* [EXERCISE DETAILS] Return all lines below containing the word "level".
════════
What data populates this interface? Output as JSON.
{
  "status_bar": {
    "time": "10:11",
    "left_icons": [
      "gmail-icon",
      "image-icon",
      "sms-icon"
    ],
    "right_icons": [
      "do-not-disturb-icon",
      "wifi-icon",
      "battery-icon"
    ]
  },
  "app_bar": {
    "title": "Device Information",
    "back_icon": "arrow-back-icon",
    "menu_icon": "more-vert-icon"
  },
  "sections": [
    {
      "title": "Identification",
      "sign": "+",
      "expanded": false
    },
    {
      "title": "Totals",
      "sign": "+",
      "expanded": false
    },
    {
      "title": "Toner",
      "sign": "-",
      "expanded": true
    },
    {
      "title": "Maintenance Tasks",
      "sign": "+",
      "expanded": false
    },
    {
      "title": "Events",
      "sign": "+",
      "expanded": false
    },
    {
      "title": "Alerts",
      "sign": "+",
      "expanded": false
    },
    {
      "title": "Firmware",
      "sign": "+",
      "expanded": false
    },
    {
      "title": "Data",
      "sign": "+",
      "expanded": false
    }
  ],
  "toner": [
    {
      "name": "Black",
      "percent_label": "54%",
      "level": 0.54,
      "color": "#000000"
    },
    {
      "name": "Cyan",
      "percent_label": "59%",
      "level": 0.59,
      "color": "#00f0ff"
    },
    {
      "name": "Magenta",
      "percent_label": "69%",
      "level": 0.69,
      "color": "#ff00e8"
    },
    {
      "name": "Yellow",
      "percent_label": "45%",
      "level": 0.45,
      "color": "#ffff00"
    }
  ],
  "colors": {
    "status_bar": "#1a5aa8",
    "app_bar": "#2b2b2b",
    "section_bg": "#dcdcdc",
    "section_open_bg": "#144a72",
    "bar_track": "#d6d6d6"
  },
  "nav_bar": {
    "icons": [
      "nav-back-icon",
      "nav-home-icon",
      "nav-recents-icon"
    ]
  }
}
════════
* [EXERCISE ANSWER]
      "level": 0.54,
      "level": 0.59,
      "level": 0.69,
      "level": 0.45,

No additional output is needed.